Extract:
========================================

Figure 2

(A) Alveolar socket following atraumatic extraction and curettage. Severe bone loss of both buccal and palatal plates. (B) Buccal and palatial plates were created using the magnesium membrane shield technique. (C) Application of allograft. (D) Four months post operatively there was an excellent regeneration of bone defect, including fully regenerated cortical and palatal plates. The implant was stable and there was a good healing of the soft tissues. Black arrows are used to indicate the position of the magnesium membrane.

Figure 3

(A) Lateral volumetric cone beam computed tomography (CBCT) shows significant loss of buccal and palatal bone mass around tooth 24. (B) Coronal CBCT slice of the same area of tooth 24 revealing missed buccal and palatal bone and associated apical radiolucency. (C) The coronal CBCT section shows the implant in the area of tooth 24 and the obtained completely regenerated cortical and palatal plates.

Figure 4

(A) Alveolar socket following atraumatic extraction and curettage. Severe bone loss of buccal plate. (B) Buccal plate was created using the magnesium membrane shield technique. (C) Application of allograft together with magnesium membrane. The black arrow indicates the position of the magnesium membrane.
========================================
Prompt A: From the captions on magnesium membrane bone regeneration, copy everything from "(A) Lateral volumetric" down to "completely regenerated cortical and palatal plates.".
Prompt B: Extend the captions on magnesium membrane bone regeneration from their last sentence.

Provided material:
========================================
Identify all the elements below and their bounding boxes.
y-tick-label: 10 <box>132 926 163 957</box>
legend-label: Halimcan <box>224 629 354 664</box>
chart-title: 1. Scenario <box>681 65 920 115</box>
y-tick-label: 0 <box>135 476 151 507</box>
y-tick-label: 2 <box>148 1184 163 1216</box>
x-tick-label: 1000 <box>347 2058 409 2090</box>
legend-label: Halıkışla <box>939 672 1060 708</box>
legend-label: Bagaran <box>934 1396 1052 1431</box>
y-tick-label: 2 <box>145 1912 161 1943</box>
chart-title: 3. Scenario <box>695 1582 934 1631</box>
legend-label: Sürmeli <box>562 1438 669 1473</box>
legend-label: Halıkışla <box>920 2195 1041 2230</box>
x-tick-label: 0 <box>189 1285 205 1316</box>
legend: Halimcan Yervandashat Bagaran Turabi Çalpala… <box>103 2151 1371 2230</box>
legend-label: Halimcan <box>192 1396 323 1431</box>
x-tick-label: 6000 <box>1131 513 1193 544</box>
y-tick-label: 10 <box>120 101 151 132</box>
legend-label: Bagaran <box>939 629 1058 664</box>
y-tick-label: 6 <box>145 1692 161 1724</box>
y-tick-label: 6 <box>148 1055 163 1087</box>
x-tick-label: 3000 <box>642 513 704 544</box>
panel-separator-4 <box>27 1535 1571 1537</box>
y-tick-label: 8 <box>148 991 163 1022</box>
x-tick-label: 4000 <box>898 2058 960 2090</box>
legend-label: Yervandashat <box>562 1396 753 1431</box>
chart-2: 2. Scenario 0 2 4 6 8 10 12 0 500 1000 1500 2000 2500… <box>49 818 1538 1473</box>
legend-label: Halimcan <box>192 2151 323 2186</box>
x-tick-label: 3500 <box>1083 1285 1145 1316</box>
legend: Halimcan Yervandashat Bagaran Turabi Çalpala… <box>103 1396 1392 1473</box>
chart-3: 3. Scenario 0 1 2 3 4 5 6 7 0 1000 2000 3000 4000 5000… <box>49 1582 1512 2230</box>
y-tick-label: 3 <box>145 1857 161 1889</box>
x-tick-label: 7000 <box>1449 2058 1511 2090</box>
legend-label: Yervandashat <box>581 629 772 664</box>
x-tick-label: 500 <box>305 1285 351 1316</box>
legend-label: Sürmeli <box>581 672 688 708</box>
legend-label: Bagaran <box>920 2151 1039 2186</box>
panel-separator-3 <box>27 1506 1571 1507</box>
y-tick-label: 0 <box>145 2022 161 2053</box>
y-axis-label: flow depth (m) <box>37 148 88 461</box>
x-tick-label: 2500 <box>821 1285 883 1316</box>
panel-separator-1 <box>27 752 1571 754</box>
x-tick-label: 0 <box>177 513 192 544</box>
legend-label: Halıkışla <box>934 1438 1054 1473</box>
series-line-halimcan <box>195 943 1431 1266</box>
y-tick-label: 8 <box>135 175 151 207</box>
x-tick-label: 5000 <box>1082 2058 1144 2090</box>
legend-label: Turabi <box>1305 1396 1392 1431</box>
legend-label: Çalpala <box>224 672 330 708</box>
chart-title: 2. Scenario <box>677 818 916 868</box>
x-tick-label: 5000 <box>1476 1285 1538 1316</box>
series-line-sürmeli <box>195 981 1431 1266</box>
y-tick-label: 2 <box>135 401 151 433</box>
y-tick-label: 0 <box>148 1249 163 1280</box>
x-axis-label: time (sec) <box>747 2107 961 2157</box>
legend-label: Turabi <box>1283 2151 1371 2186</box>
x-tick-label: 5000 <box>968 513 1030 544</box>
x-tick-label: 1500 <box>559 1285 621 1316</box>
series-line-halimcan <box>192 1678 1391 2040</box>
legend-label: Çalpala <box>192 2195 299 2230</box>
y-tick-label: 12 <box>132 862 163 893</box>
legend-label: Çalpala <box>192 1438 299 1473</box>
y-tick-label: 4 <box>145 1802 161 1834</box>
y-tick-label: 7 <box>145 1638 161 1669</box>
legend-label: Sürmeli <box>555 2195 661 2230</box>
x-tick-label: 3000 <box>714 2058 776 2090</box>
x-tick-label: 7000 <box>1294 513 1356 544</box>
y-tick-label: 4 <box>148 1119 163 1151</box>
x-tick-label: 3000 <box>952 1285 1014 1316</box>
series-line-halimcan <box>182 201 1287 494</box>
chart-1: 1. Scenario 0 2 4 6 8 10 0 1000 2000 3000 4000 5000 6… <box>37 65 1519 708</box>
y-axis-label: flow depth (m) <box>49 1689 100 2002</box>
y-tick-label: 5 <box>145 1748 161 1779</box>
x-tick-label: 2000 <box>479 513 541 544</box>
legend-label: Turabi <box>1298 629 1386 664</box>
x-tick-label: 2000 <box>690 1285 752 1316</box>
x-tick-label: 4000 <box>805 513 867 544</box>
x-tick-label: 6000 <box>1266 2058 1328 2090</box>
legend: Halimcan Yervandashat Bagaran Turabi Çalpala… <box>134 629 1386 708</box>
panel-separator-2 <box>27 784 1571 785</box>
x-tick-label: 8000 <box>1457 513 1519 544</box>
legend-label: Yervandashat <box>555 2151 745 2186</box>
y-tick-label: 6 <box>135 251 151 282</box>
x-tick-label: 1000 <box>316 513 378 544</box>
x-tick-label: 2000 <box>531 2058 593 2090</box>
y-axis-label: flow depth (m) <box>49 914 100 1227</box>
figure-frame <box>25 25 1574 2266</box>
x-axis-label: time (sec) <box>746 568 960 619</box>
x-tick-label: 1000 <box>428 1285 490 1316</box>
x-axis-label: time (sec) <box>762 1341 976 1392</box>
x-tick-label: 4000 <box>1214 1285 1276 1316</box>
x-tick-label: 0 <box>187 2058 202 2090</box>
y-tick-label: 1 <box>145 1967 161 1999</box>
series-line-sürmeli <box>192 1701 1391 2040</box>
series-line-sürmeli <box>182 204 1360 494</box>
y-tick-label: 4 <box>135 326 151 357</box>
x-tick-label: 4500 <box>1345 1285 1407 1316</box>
========================================
Answer section A:
(A) Lateral volumetric cone beam computed tomography (CBCT) shows significant loss of buccal and palatal bone mass around tooth 24. (B) Coronal CBCT slice of the same area of tooth 24 revealing missed buccal and palatal bone and associated apical radiolucency. (C) The coronal CBCT section shows the implant in the area of tooth 24 and the obtained completely regenerated cortical and palatal plates.

Answer section B:
Figure 5

(A) Coronal CBCT section shows tooth 25 with vertical root fracture and destroyed buccal bony wall and intact palatine. (B) The coronal CBCT section shows the placed implant in the region of tooth 25 and the complete regeneration of the cortical wall.

Figure 6

(A,B) Alveolar socket following atraumatic extraction. Severe bone loss of buccal plate. (C) Buccal plate was created using the magnesium membrane double layer technique. (D) Application of allograft. (E) closing sutures and immediate provision. (F) four months postoperatively there was an excellent regeneration of bone defect, including fully regenerated cortical and palatal plates. The implant was stable and there was a good healing of the soft tissues. Black arrows are used to indicate the position of the magnesium membrane.

Figure 7

(A) Panoramic CBCT section shows bone loss around tooth 21. (B) Sagittal CBCT section of the area around tooth 21 shows extensive buccal bone loss. (C) A sagittal CBCT section shows the implant placed at site 21 with a restored cortical buccal plate. (D) Panoramic CBCT section shows bone formation around the implant in area 21.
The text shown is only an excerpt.